== EXTRAIT CITÉ ==

Crédit photo Lydie Colders

Dans Imposture à temps complet, le journaliste Nicolas Kayser-Bril interroge le curieux essor des « jobs à la con », à partir de son vécu. Un essai radical sur le pouvoir qui étrille managers et… DRH.

Journaliste spécialisé dans la data, Nicolas Kayser-Bril a gardé un mauvais souvenir de son année passée dans une agence gouvernementale d’aide au développement. Chargé de créer un programme de formation, « en blended learning », « de multiplicateurs de journalistes de données », il peine à cerner son travail, plongé dans un monde aux concepts incompréhensibles, sans résultats réels. De ce « bullshit job », qui l’amènera à jeter l’éponge, il a tiré cet essai très personnel sur ces boulots profondément inutiles, opaques et sans but (« difficiles de savoir à quoi ils servent »), « mais dont les exécutants prétendent l’inverse, par contrainte ou crédulité ». Ceux qui occupent ces postes n’en sont pas toujours conscients, et pourtant, « les “bullshit jobs” sont des impostures ». Dans les pas de David Graeber, l’auteur sonde la dynamique économique et sociale de ces métiers absurdes, la prise de conscience de ce phénomène datant de la crise de 2008, selon lui. Mais dans un contexte toujours aussi difficile aujourd’hui, comment expliquer la persistance des « bullshit jobs » dans les entreprises ou les institutions ? Si certains en souffrent, au fond, c’est bien « qu’ils profitent à quelqu’un ou à un système », déclare l’auteur.

===
== MATÉRIEL FOURNI ==

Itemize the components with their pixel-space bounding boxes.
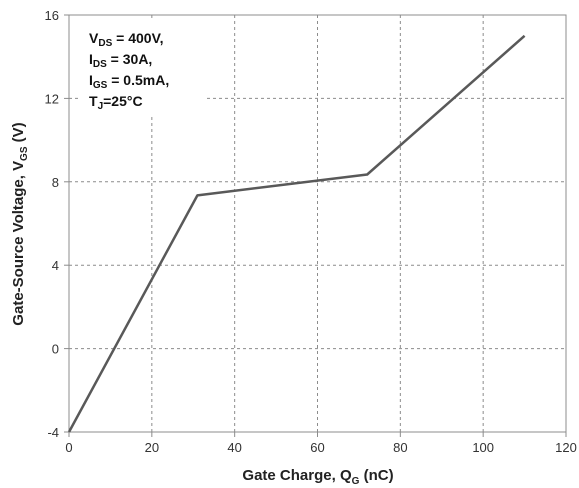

===

■ **EXERCICE COURT**
D'après l'extrait sur le livre Imposture à temps complet, de quel événement date la prise de conscience du phénomène des « bullshit jobs » selon l'auteur ?

■ **RÉPONSE**
De la crise de 2008.